─── DATA SHOWN ───

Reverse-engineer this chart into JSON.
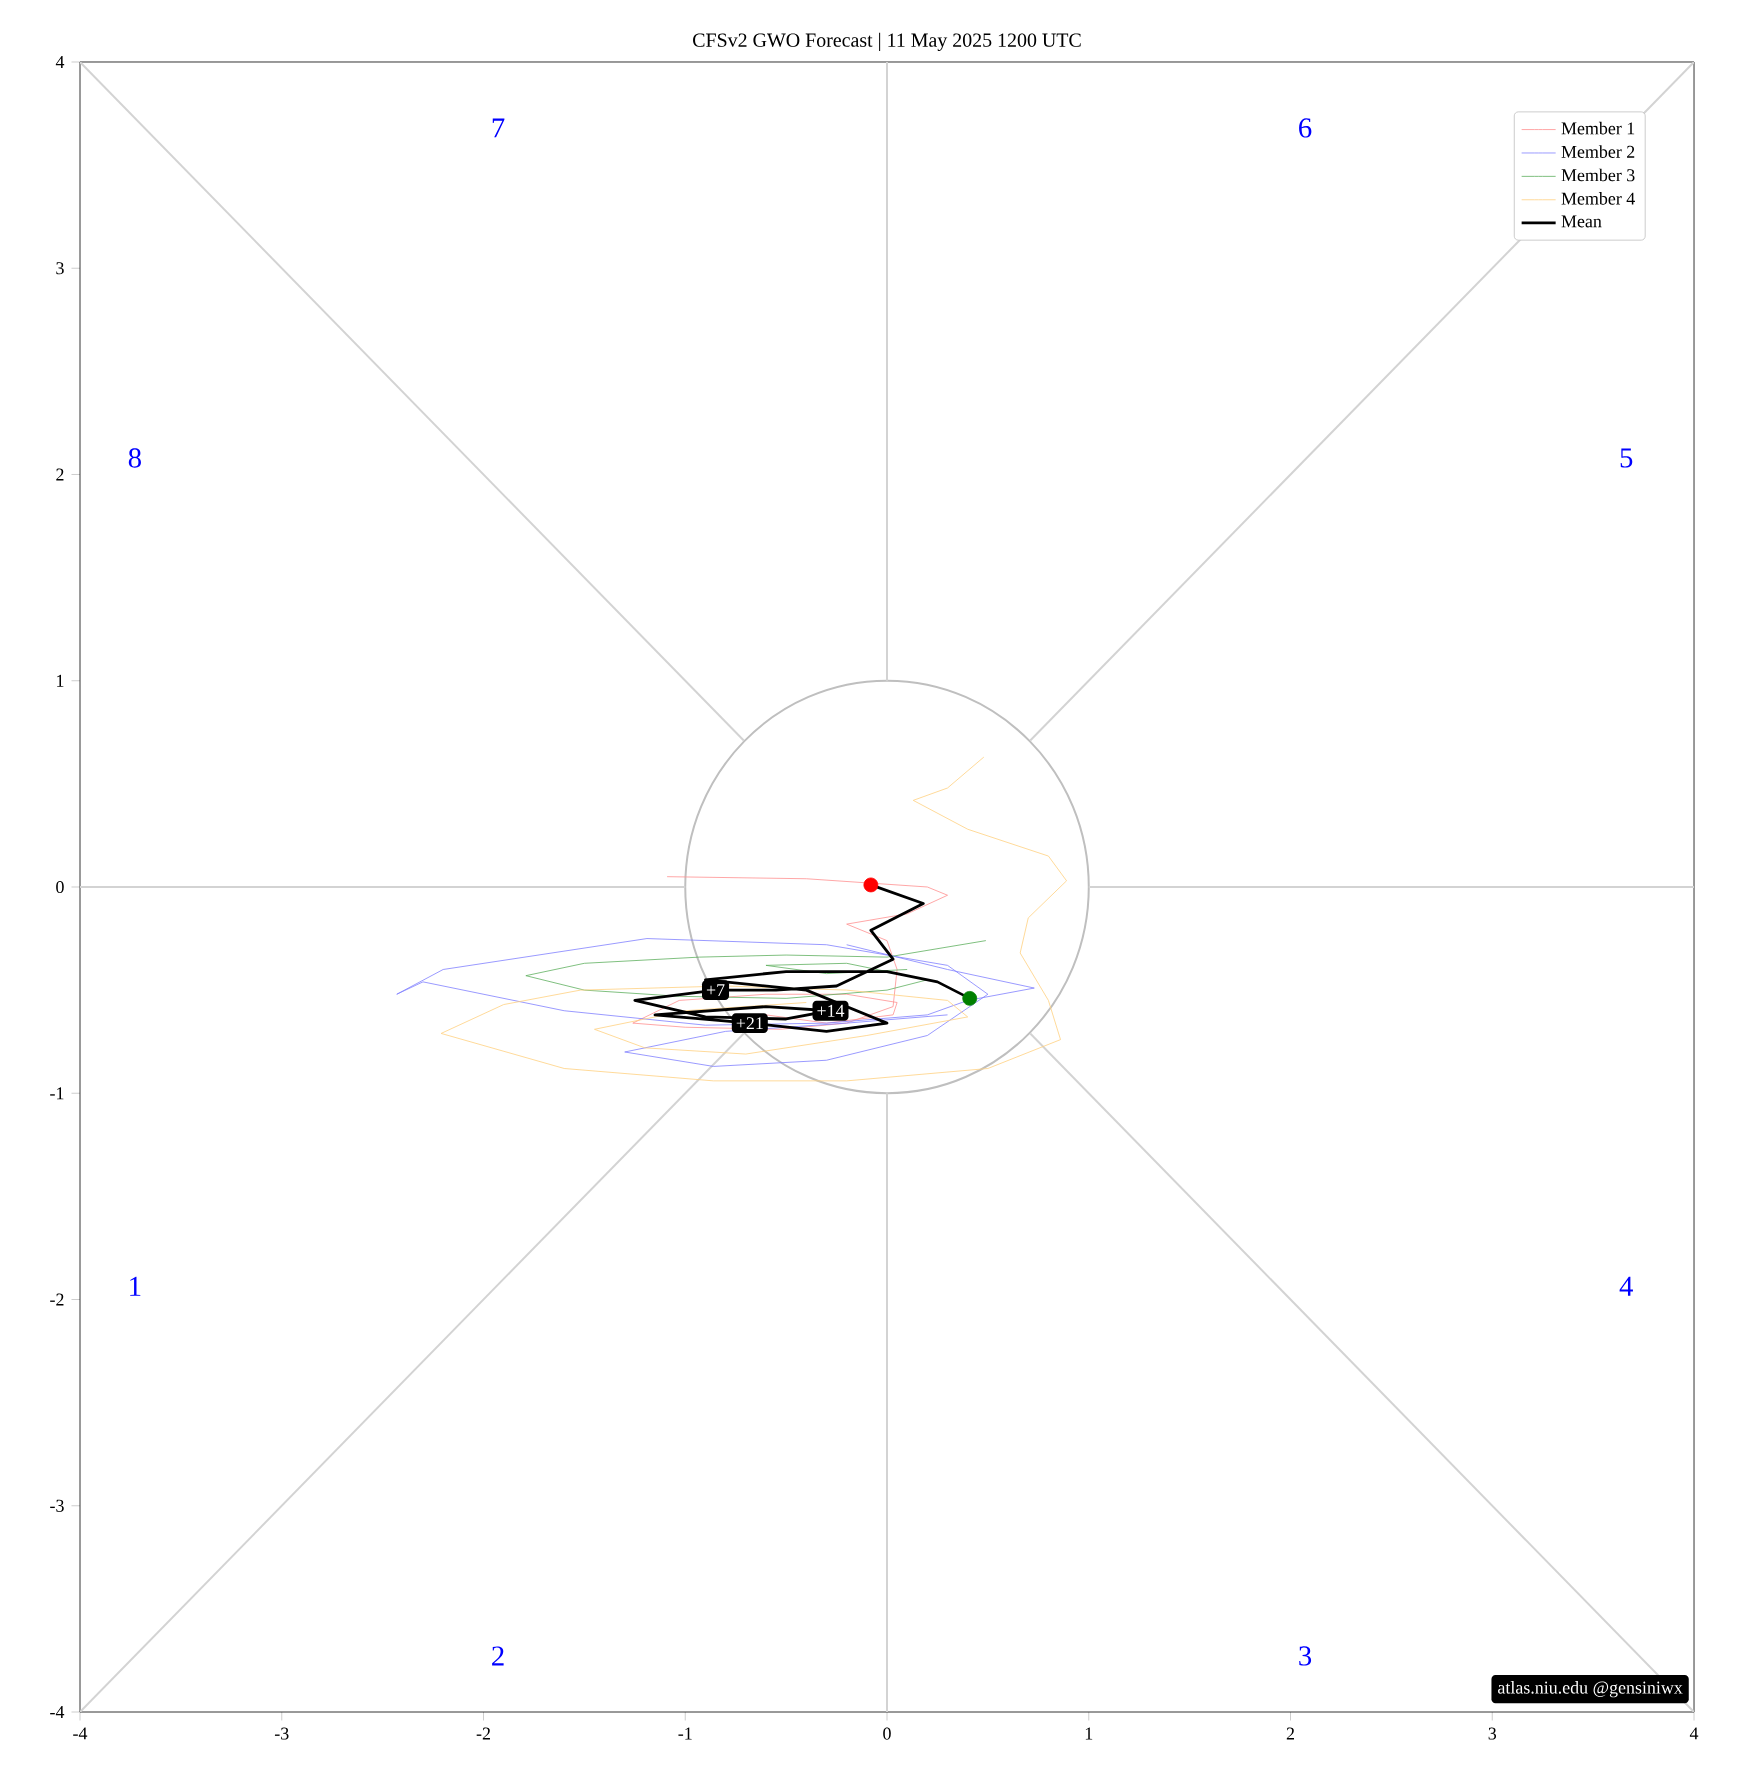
{
  "chart_data": {
    "type": "line",
    "title": "CFSv2 GWO Forecast  |  11  May  2025 1200 UTC",
    "xlim": [
      -4,
      4
    ],
    "ylim": [
      -4,
      4
    ],
    "xticks": [
      -4,
      -3,
      -2,
      -1,
      0,
      1,
      2,
      3,
      4
    ],
    "yticks": [
      -4,
      -3,
      -2,
      -1,
      0,
      1,
      2,
      3,
      4
    ],
    "legend": "top right",
    "marker": "none",
    "line_style": "solid",
    "series": [
      {
        "color": "#d3d3d3",
        "x": [
          -4,
          -0.71
        ],
        "values": [
          -4,
          -0.71
        ]
      },
      {
        "color": "#d3d3d3",
        "x": [
          0.71,
          4
        ],
        "values": [
          0.71,
          4
        ]
      },
      {
        "color": "#d3d3d3",
        "x": [
          -4,
          -0.71
        ],
        "values": [
          4,
          0.71
        ]
      },
      {
        "color": "#d3d3d3",
        "x": [
          0.71,
          4
        ],
        "values": [
          -0.71,
          -4
        ]
      },
      {
        "color": "#d3d3d3",
        "x": [
          -4,
          -1
        ],
        "values": [
          0,
          0
        ]
      },
      {
        "color": "#d3d3d3",
        "x": [
          1,
          4
        ],
        "values": [
          0,
          0
        ]
      },
      {
        "color": "#d3d3d3",
        "x": [
          0,
          0
        ],
        "values": [
          -4,
          -1
        ]
      },
      {
        "color": "#d3d3d3",
        "x": [
          0,
          0
        ],
        "values": [
          1,
          4
        ]
      },
      {
        "name": "Member 1",
        "color": "#ff9090",
        "x": [
          -1.09,
          -0.4,
          0.2,
          0.3,
          0.1,
          -0.2,
          0.0,
          0.05,
          0.03,
          -0.2,
          -0.53,
          -1.0,
          -1.26,
          -1.03,
          -0.6,
          -0.2,
          0.05,
          0.03,
          -0.3,
          -0.6
        ],
        "values": [
          0.05,
          0.04,
          0.0,
          -0.04,
          -0.13,
          -0.18,
          -0.26,
          -0.4,
          -0.58,
          -0.66,
          -0.69,
          -0.68,
          -0.66,
          -0.55,
          -0.52,
          -0.52,
          -0.56,
          -0.62,
          -0.66,
          -0.62
        ]
      },
      {
        "name": "Member 2",
        "color": "#8080ff",
        "x": [
          -0.2,
          0.3,
          0.73,
          0.4,
          0.2,
          -0.3,
          -0.9,
          -1.6,
          -2.3,
          -2.43,
          -2.2,
          -1.19,
          -0.3,
          0.3,
          0.5,
          0.2,
          -0.3,
          -0.86,
          -1.3,
          -0.8,
          -0.2,
          0.3
        ],
        "values": [
          -0.28,
          -0.4,
          -0.49,
          -0.55,
          -0.62,
          -0.66,
          -0.67,
          -0.6,
          -0.46,
          -0.52,
          -0.4,
          -0.25,
          -0.28,
          -0.38,
          -0.52,
          -0.72,
          -0.84,
          -0.87,
          -0.8,
          -0.7,
          -0.66,
          -0.62
        ]
      },
      {
        "name": "Member 3",
        "color": "#60b060",
        "x": [
          0.49,
          0.0,
          -0.5,
          -0.93,
          -1.5,
          -1.79,
          -1.5,
          -1.03,
          -0.5,
          0.0,
          0.2,
          -0.2,
          -0.6,
          -0.3,
          0.1
        ],
        "values": [
          -0.26,
          -0.34,
          -0.33,
          -0.34,
          -0.37,
          -0.43,
          -0.5,
          -0.53,
          -0.54,
          -0.5,
          -0.45,
          -0.37,
          -0.38,
          -0.42,
          -0.4
        ]
      },
      {
        "name": "Member 4",
        "color": "#ffd080",
        "x": [
          0.48,
          0.3,
          0.13,
          0.4,
          0.8,
          0.89,
          0.7,
          0.66,
          0.8,
          0.86,
          0.5,
          -0.2,
          -0.86,
          -1.6,
          -2.21,
          -1.9,
          -1.52,
          -0.8,
          -0.2,
          0.3,
          0.4,
          -0.1,
          -0.7,
          -1.2,
          -1.45,
          -1.0,
          -0.4
        ],
        "values": [
          0.63,
          0.48,
          0.42,
          0.28,
          0.15,
          0.03,
          -0.15,
          -0.32,
          -0.55,
          -0.74,
          -0.88,
          -0.94,
          -0.94,
          -0.88,
          -0.71,
          -0.57,
          -0.5,
          -0.48,
          -0.5,
          -0.55,
          -0.63,
          -0.72,
          -0.81,
          -0.78,
          -0.69,
          -0.6,
          -0.56
        ]
      },
      {
        "name": "Mean",
        "color": "#000000",
        "x": [
          -0.08,
          0.18,
          -0.08,
          0.03,
          -0.25,
          -0.55,
          -0.85,
          -1.25,
          -0.9,
          -0.5,
          -0.28,
          -0.6,
          -1.15,
          -0.68,
          -0.3,
          0.0,
          -0.4,
          -0.9,
          -0.5,
          0.0,
          0.25,
          0.41
        ],
        "values": [
          0.01,
          -0.08,
          -0.21,
          -0.35,
          -0.48,
          -0.5,
          -0.5,
          -0.55,
          -0.63,
          -0.64,
          -0.6,
          -0.58,
          -0.62,
          -0.66,
          -0.7,
          -0.66,
          -0.5,
          -0.45,
          -0.41,
          -0.41,
          -0.46,
          -0.54
        ]
      },
      {
        "type": "scatter",
        "marker": "circle",
        "color": "#ff0000",
        "x": [
          -0.08
        ],
        "values": [
          0.01
        ]
      },
      {
        "type": "scatter",
        "marker": "circle",
        "color": "#008000",
        "x": [
          0.41
        ],
        "values": [
          -0.54
        ]
      }
    ],
    "annotations": [
      "1",
      "2",
      "3",
      "4",
      "5",
      "6",
      "7",
      "8",
      {
        "text": "+7",
        "x": -0.85,
        "y": -0.5
      },
      {
        "text": "+14",
        "x": -0.28,
        "y": -0.6
      },
      {
        "text": "+21",
        "x": -0.68,
        "y": -0.66
      },
      "atlas.niu.edu  @gensiniwx"
    ]
  }
}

───

TASK DIRECTIONS
Select the lines that carry the string "Member" and copy them.

FULL OUTPUT
        "name": "Member 1",
        "name": "Member 2",
        "name": "Member 3",
        "name": "Member 4",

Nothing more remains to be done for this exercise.